[begin Excerpted records]
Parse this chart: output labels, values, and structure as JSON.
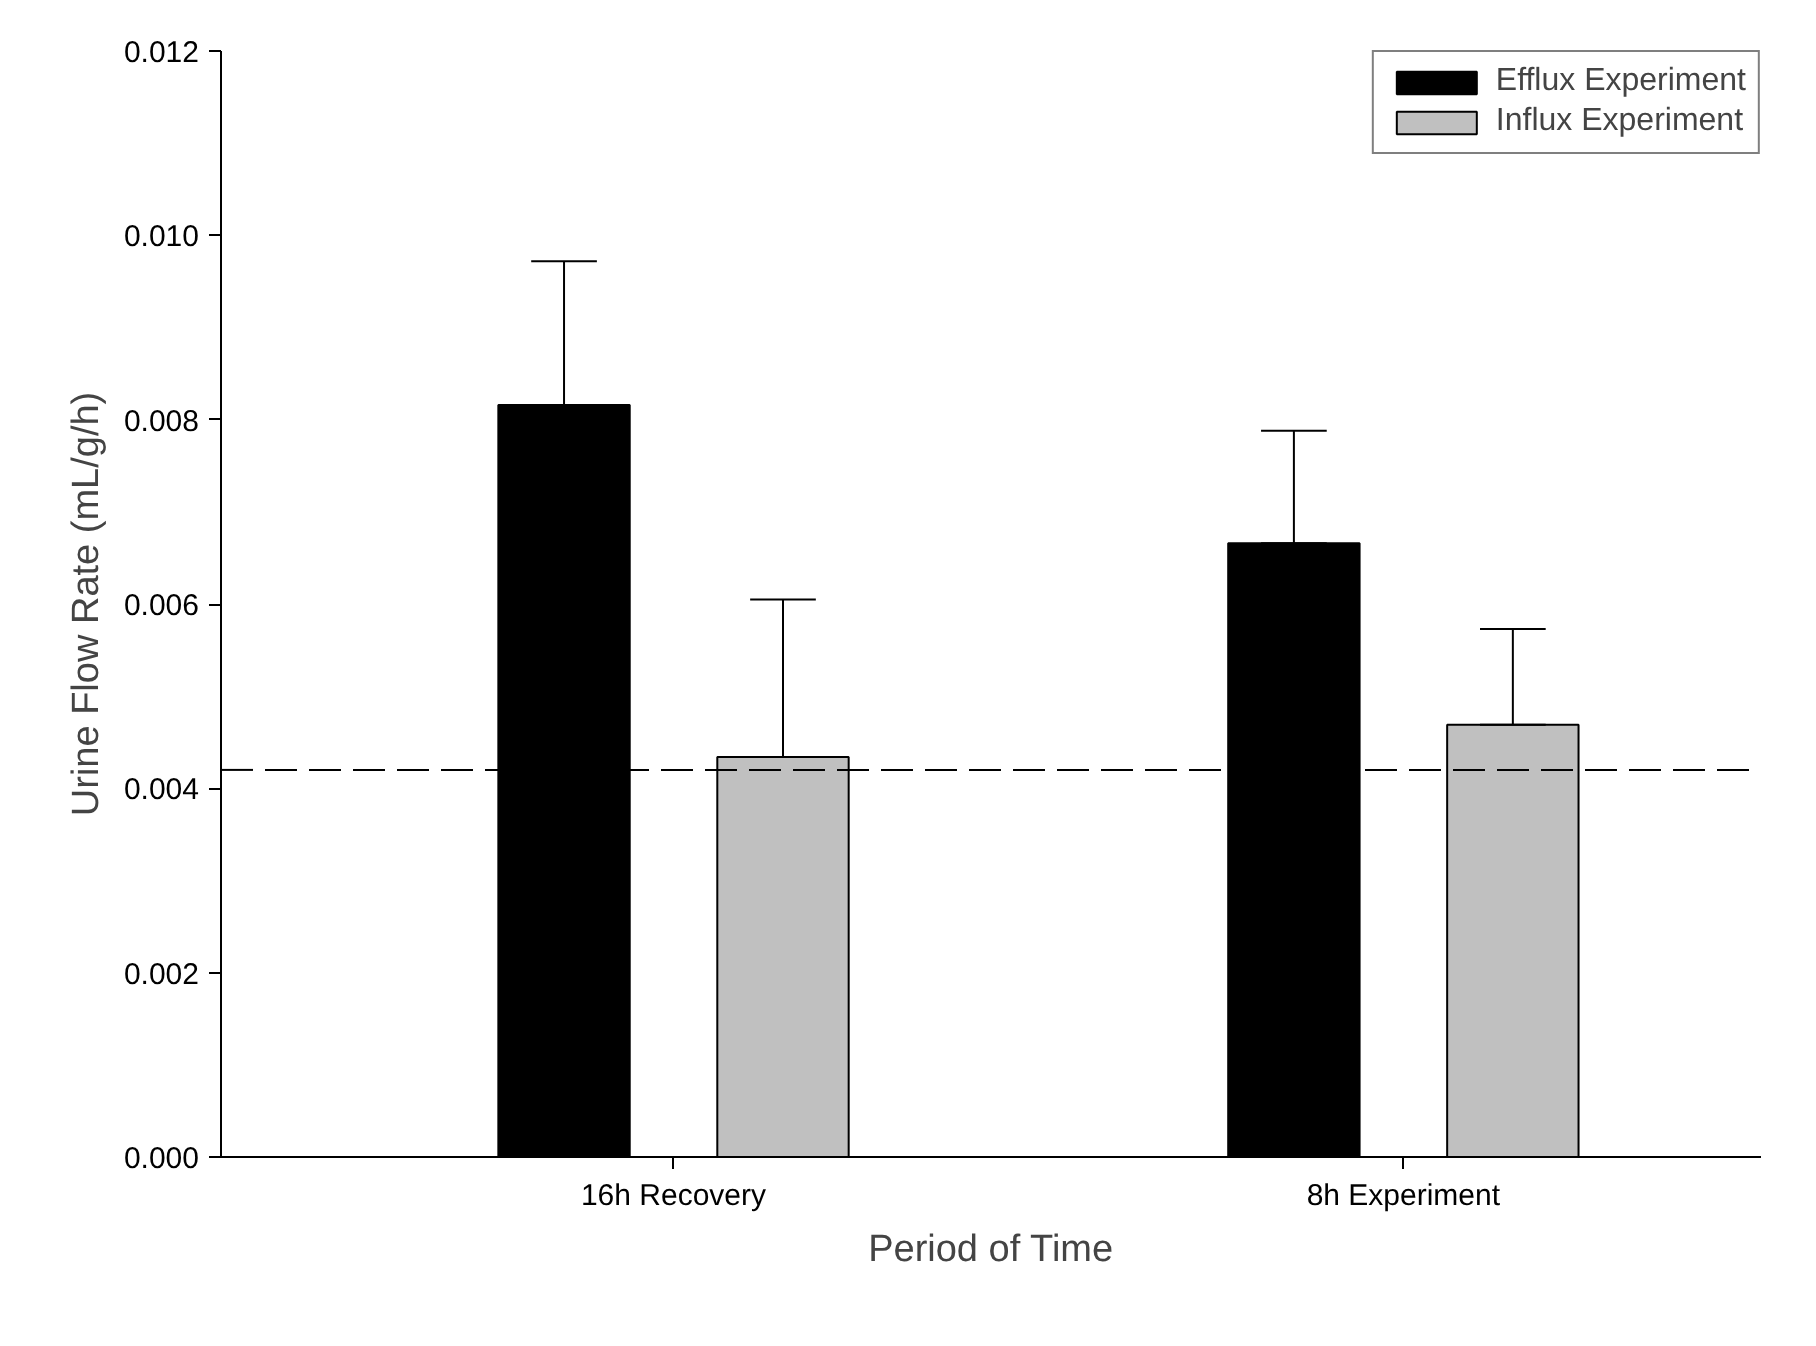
{
  "chart_data": {
    "type": "bar",
    "xlabel": "Period of Time",
    "ylabel": "Urine Flow Rate (mL/g/h)",
    "categories": [
      "16h Recovery",
      "8h Experiment"
    ],
    "series": [
      {
        "name": "Efflux Experiment",
        "color": "#000000",
        "values": [
          0.00816,
          0.00666
        ],
        "errors": [
          [
            0.00816,
            0.00972
          ],
          [
            0.00666,
            0.00788
          ]
        ]
      },
      {
        "name": "Influx Experiment",
        "color": "#c0c0c0",
        "values": [
          0.00434,
          0.00469
        ],
        "errors": [
          [
            0.00434,
            0.00605
          ],
          [
            0.00469,
            0.00573
          ]
        ]
      }
    ],
    "ylim": [
      0,
      0.012
    ],
    "yticks": [
      {
        "value": 0,
        "label": "0.000"
      },
      {
        "value": 0.002,
        "label": "0.002"
      },
      {
        "value": 0.004,
        "label": "0.004"
      },
      {
        "value": 0.006,
        "label": "0.006"
      },
      {
        "value": 0.008,
        "label": "0.008"
      },
      {
        "value": 0.01,
        "label": "0.010"
      },
      {
        "value": 0.012,
        "label": "0.012"
      }
    ],
    "ref_lines": [
      {
        "axis": "y",
        "value": 0.0042,
        "label": null,
        "color": "#000000",
        "line_style": "dashed"
      }
    ],
    "grid": false,
    "legend": "top right"
  }
}
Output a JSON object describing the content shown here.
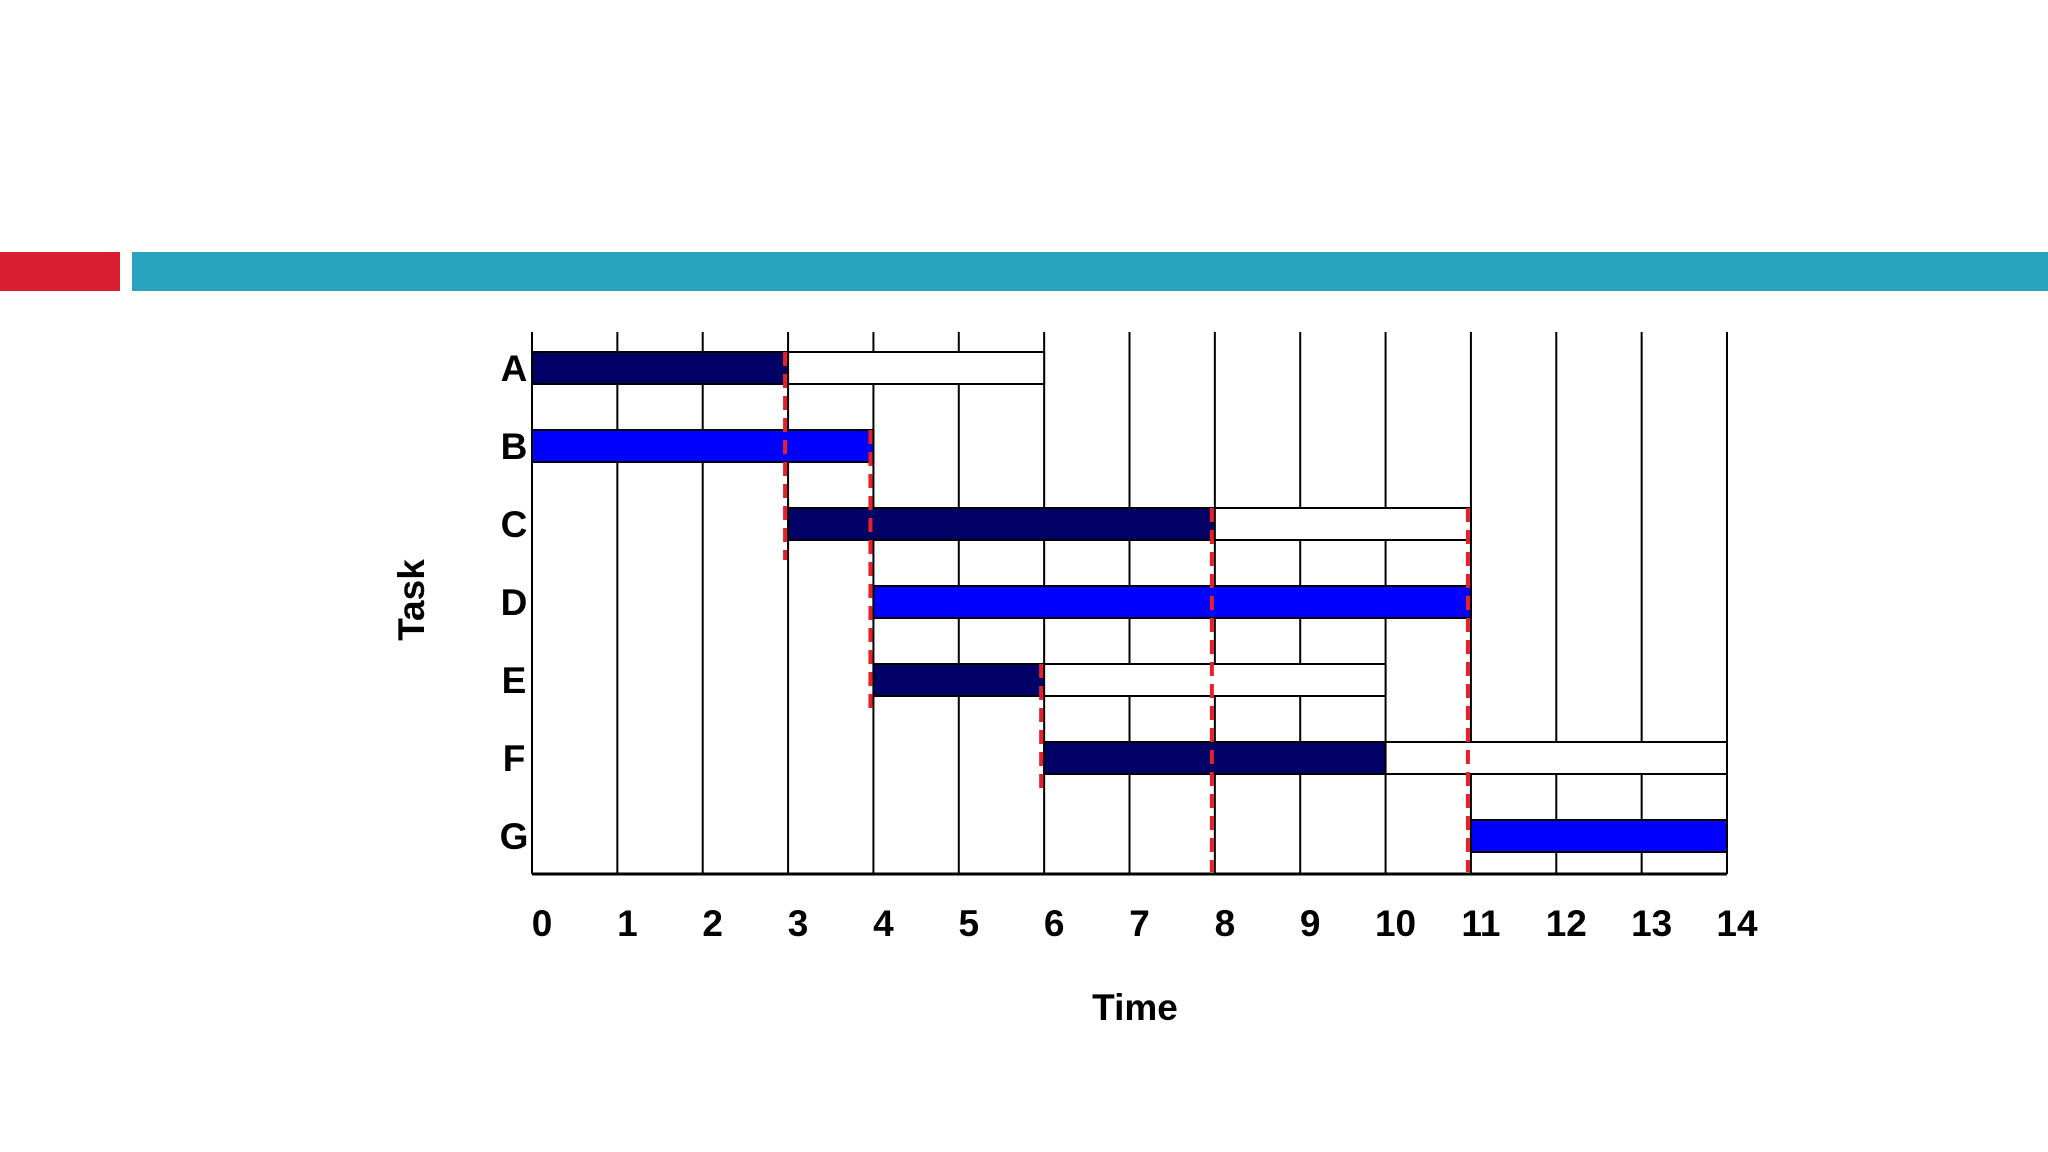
{
  "slide": {
    "accent_colors": {
      "red": "#d91f2f",
      "teal": "#2aa3bf"
    }
  },
  "colors": {
    "critical": "#0000ff",
    "active": "#000066",
    "slack": "#ffffff",
    "milestone_line": "#e8202a",
    "grid": "#000000"
  },
  "chart_data": {
    "type": "gantt",
    "title": "",
    "xlabel": "Time",
    "ylabel": "Task",
    "xlim": [
      0,
      14
    ],
    "x_ticks": [
      "0",
      "1",
      "2",
      "3",
      "4",
      "5",
      "6",
      "7",
      "8",
      "9",
      "10",
      "11",
      "12",
      "13",
      "14"
    ],
    "grid": "vertical",
    "tasks": [
      {
        "name": "A",
        "start": 0,
        "duration": 3,
        "slack": 3,
        "critical": false
      },
      {
        "name": "B",
        "start": 0,
        "duration": 4,
        "slack": 0,
        "critical": true
      },
      {
        "name": "C",
        "start": 3,
        "duration": 5,
        "slack": 3,
        "critical": false
      },
      {
        "name": "D",
        "start": 4,
        "duration": 7,
        "slack": 0,
        "critical": true
      },
      {
        "name": "E",
        "start": 4,
        "duration": 2,
        "slack": 4,
        "critical": false
      },
      {
        "name": "F",
        "start": 6,
        "duration": 4,
        "slack": 4,
        "critical": false
      },
      {
        "name": "G",
        "start": 11,
        "duration": 3,
        "slack": 0,
        "critical": true
      }
    ],
    "dashed_lines": [
      {
        "x": 3,
        "from_task": "A",
        "to_task": "C"
      },
      {
        "x": 4,
        "from_task": "B",
        "to_task": "E"
      },
      {
        "x": 6,
        "from_task": "E",
        "to_task": "F"
      },
      {
        "x": 8,
        "from_task": "C",
        "to_task": "G"
      },
      {
        "x": 11,
        "from_task": "C",
        "to_task": "G"
      }
    ]
  }
}
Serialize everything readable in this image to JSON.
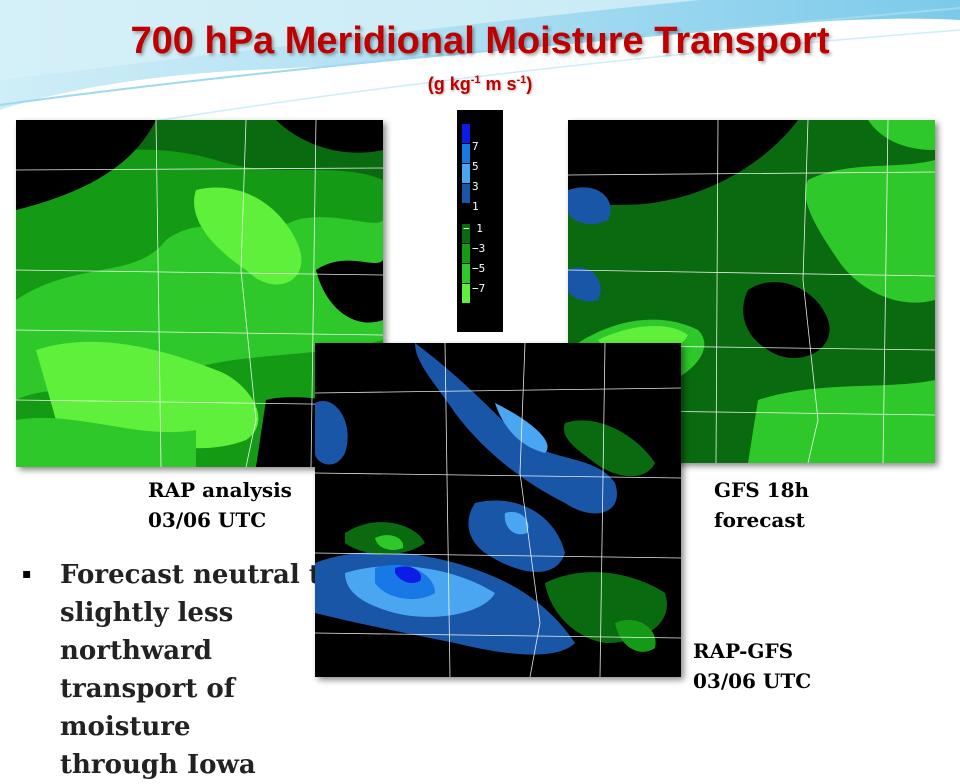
[end Excerpted records]
Objective: Write out each line of the data exactly; the images should be left out.

Output of the task:
Parse this chart: output labels, values, and structure as JSON.
{
  "chart_data": {
    "type": "bar",
    "xlabel": "Period of Time",
    "ylabel": "Urine Flow Rate (mL/g/h)",
    "categories": [
      "16h Recovery",
      "8h Experiment"
    ],
    "series": [
      {
        "name": "Efflux Experiment",
        "color": "#000000",
        "values": [
          0.00816,
          0.00666
        ],
        "errors": [
          [
            0.00816,
            0.00972
          ],
          [
            0.00666,
            0.00788
          ]
        ]
      },
      {
        "name": "Influx Experiment",
        "color": "#c0c0c0",
        "values": [
          0.00434,
          0.00469
        ],
        "errors": [
          [
            0.00434,
            0.00605
          ],
          [
            0.00469,
            0.00573
          ]
        ]
      }
    ],
    "ylim": [
      0,
      0.012
    ],
    "yticks": [
      {
        "value": 0,
        "label": "0.000"
      },
      {
        "value": 0.002,
        "label": "0.002"
      },
      {
        "value": 0.004,
        "label": "0.004"
      },
      {
        "value": 0.006,
        "label": "0.006"
      },
      {
        "value": 0.008,
        "label": "0.008"
      },
      {
        "value": 0.01,
        "label": "0.010"
      },
      {
        "value": 0.012,
        "label": "0.012"
      }
    ],
    "ref_lines": [
      {
        "axis": "y",
        "value": 0.0042,
        "label": null,
        "color": "#000000",
        "line_style": "dashed"
      }
    ],
    "grid": false,
    "legend": "top right"
  }
}
Output a JSON object describing the content shown here.
{
  "slide": {
    "accent_colors": {
      "red": "#d91f2f",
      "teal": "#2aa3bf"
    }
  },
  "colors": {
    "critical": "#0000ff",
    "active": "#000066",
    "slack": "#ffffff",
    "milestone_line": "#e8202a",
    "grid": "#000000"
  },
  "chart_data": {
    "type": "gantt",
    "title": "",
    "xlabel": "Time",
    "ylabel": "Task",
    "xlim": [
      0,
      14
    ],
    "x_ticks": [
      "0",
      "1",
      "2",
      "3",
      "4",
      "5",
      "6",
      "7",
      "8",
      "9",
      "10",
      "11",
      "12",
      "13",
      "14"
    ],
    "grid": "vertical",
    "tasks": [
      {
        "name": "A",
        "start": 0,
        "duration": 3,
        "slack": 3,
        "critical": false
      },
      {
        "name": "B",
        "start": 0,
        "duration": 4,
        "slack": 0,
        "critical": true
      },
      {
        "name": "C",
        "start": 3,
        "duration": 5,
        "slack": 3,
        "critical": false
      },
      {
        "name": "D",
        "start": 4,
        "duration": 7,
        "slack": 0,
        "critical": true
      },
      {
        "name": "E",
        "start": 4,
        "duration": 2,
        "slack": 4,
        "critical": false
      },
      {
        "name": "F",
        "start": 6,
        "duration": 4,
        "slack": 4,
        "critical": false
      },
      {
        "name": "G",
        "start": 11,
        "duration": 3,
        "slack": 0,
        "critical": true
      }
    ],
    "dashed_lines": [
      {
        "x": 3,
        "from_task": "A",
        "to_task": "C"
      },
      {
        "x": 4,
        "from_task": "B",
        "to_task": "E"
      },
      {
        "x": 6,
        "from_task": "E",
        "to_task": "F"
      },
      {
        "x": 8,
        "from_task": "C",
        "to_task": "G"
      },
      {
        "x": 11,
        "from_task": "C",
        "to_task": "G"
      }
    ]
  }
}
Serialize everything readable in this image to JSON.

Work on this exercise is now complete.